EXERCISE DIRECTIONS: Any pictures in the records below should be skipped; write out everything else exactly.

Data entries

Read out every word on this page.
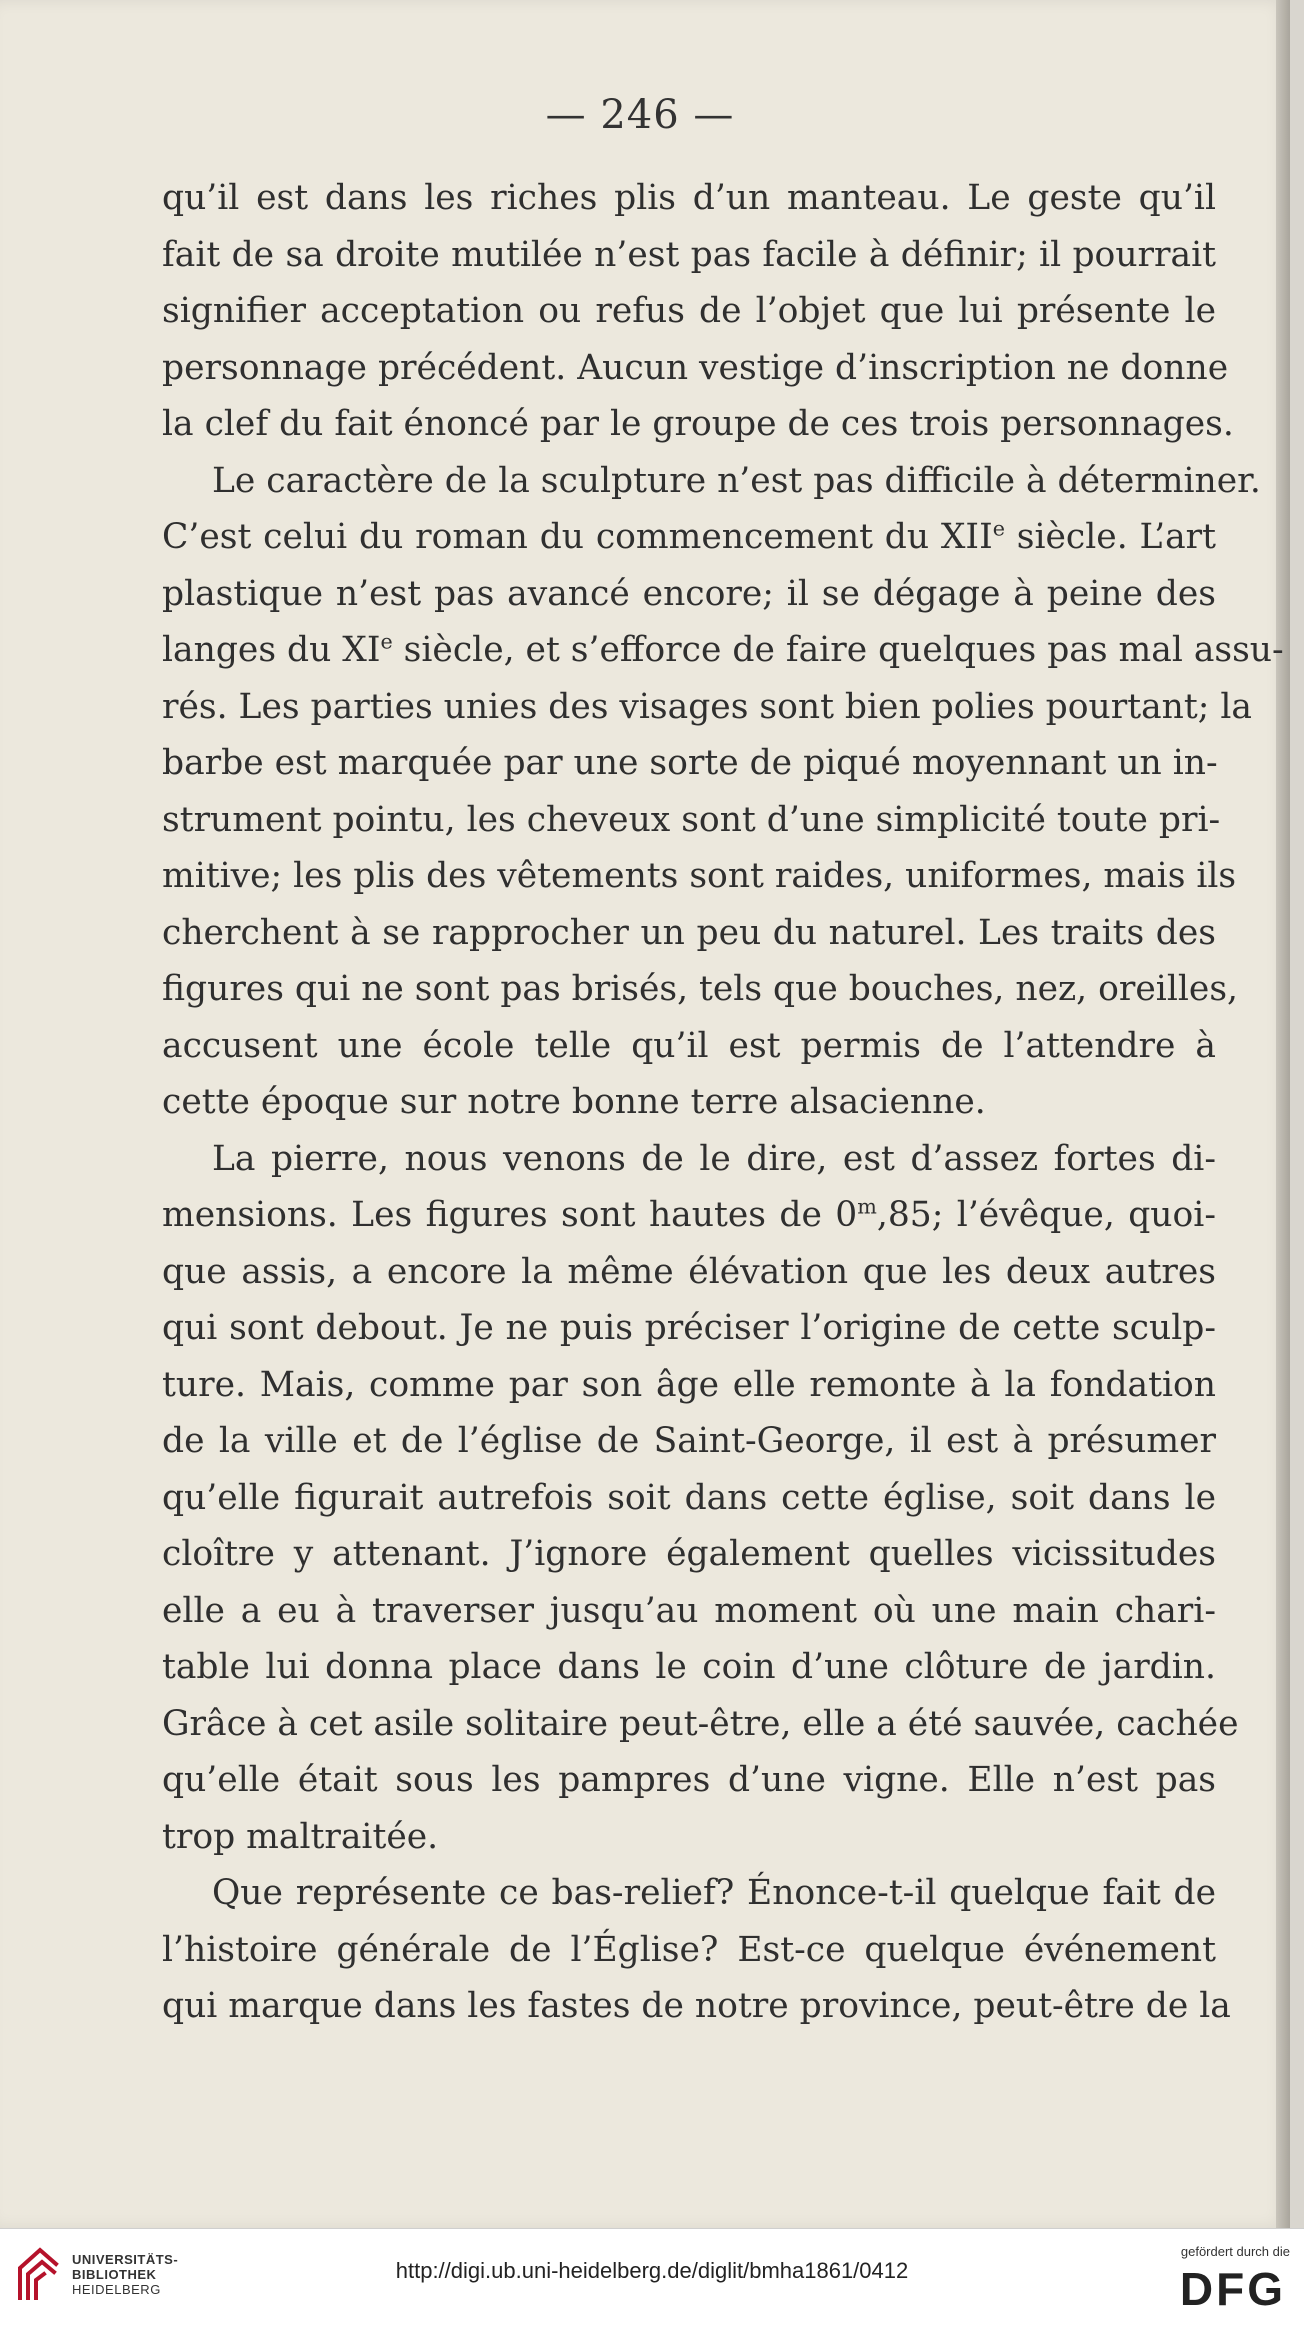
— 246 —
qu’il est dans les riches plis d’un manteau. Le geste qu’il
fait de sa droite mutilée n’est pas facile à définir; il pourrait
signifier acceptation ou refus de l’objet que lui présente le
personnage précédent. Aucun vestige d’inscription ne donne
la clef du fait énoncé par le groupe de ces trois personnages.
Le caractère de la sculpture n’est pas difficile à déterminer.
C’est celui du roman du commencement du XIIe siècle. L’art
plastique n’est pas avancé encore; il se dégage à peine des
langes du XIe siècle, et s’efforce de faire quelques pas mal assu-
rés. Les parties unies des visages sont bien polies pourtant; la
barbe est marquée par une sorte de piqué moyennant un in-
strument pointu, les cheveux sont d’une simplicité toute pri-
mitive; les plis des vêtements sont raides, uniformes, mais ils
cherchent à se rapprocher un peu du naturel. Les traits des
figures qui ne sont pas brisés, tels que bouches, nez, oreilles,
accusent une école telle qu’il est permis de l’attendre à
cette époque sur notre bonne terre alsacienne.
La pierre, nous venons de le dire, est d’assez fortes di-
mensions. Les figures sont hautes de 0$^m$,85; l’évêque, quoi-
que assis, a encore la même élévation que les deux autres
qui sont debout. Je ne puis préciser l’origine de cette sculp-
ture. Mais, comme par son âge elle remonte à la fondation
de la ville et de l’église de Saint-George, il est à présumer
qu’elle figurait autrefois soit dans cette église, soit dans le
cloître y attenant. J’ignore également quelles vicissitudes
elle a eu à traverser jusqu’au moment où une main chari-
table lui donna place dans le coin d’une clôture de jardin.
Grâce à cet asile solitaire peut-être, elle a été sauvée, cachée
qu’elle était sous les pampres d’une vigne. Elle n’est pas
trop maltraitée.
Que représente ce bas-relief? Énonce-t-il quelque fait de
l’histoire générale de l’Église? Est-ce quelque événement
qui marque dans les fastes de notre province, peut-être de la
UNIVERSITÄTS-
BIBLIOTHEK
HEIDELBERG
http://digi.ub.uni-heidelberg.de/diglit/bmha1861/0412
gefördert durch die
DFG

PROBLEM SOLUTION:
Read out every word on this page.
— 246 —
qu’il est dans les riches plis d’un manteau. Le geste qu’il
fait de sa droite mutilée n’est pas facile à définir; il pourrait
signifier acceptation ou refus de l’objet que lui présente le
personnage précédent. Aucun vestige d’inscription ne donne
la clef du fait énoncé par le groupe de ces trois personnages.
Le caractère de la sculpture n’est pas difficile à déterminer.
C’est celui du roman du commencement du XIIe siècle. L’art
plastique n’est pas avancé encore; il se dégage à peine des
langes du XIe siècle, et s’efforce de faire quelques pas mal assu-
rés. Les parties unies des visages sont bien polies pourtant; la
barbe est marquée par une sorte de piqué moyennant un in-
strument pointu, les cheveux sont d’une simplicité toute pri-
mitive; les plis des vêtements sont raides, uniformes, mais ils
cherchent à se rapprocher un peu du naturel. Les traits des
figures qui ne sont pas brisés, tels que bouches, nez, oreilles,
accusent une école telle qu’il est permis de l’attendre à
cette époque sur notre bonne terre alsacienne.
La pierre, nous venons de le dire, est d’assez fortes di-
mensions. Les figures sont hautes de 0$^m$,85; l’évêque, quoi-
que assis, a encore la même élévation que les deux autres
qui sont debout. Je ne puis préciser l’origine de cette sculp-
ture. Mais, comme par son âge elle remonte à la fondation
de la ville et de l’église de Saint-George, il est à présumer
qu’elle figurait autrefois soit dans cette église, soit dans le
cloître y attenant. J’ignore également quelles vicissitudes
elle a eu à traverser jusqu’au moment où une main chari-
table lui donna place dans le coin d’une clôture de jardin.
Grâce à cet asile solitaire peut-être, elle a été sauvée, cachée
qu’elle était sous les pampres d’une vigne. Elle n’est pas
trop maltraitée.
Que représente ce bas-relief? Énonce-t-il quelque fait de
l’histoire générale de l’Église? Est-ce quelque événement
qui marque dans les fastes de notre province, peut-être de la
UNIVERSITÄTS-
BIBLIOTHEK
HEIDELBERG
http://digi.ub.uni-heidelberg.de/diglit/bmha1861/0412
gefördert durch die
DFG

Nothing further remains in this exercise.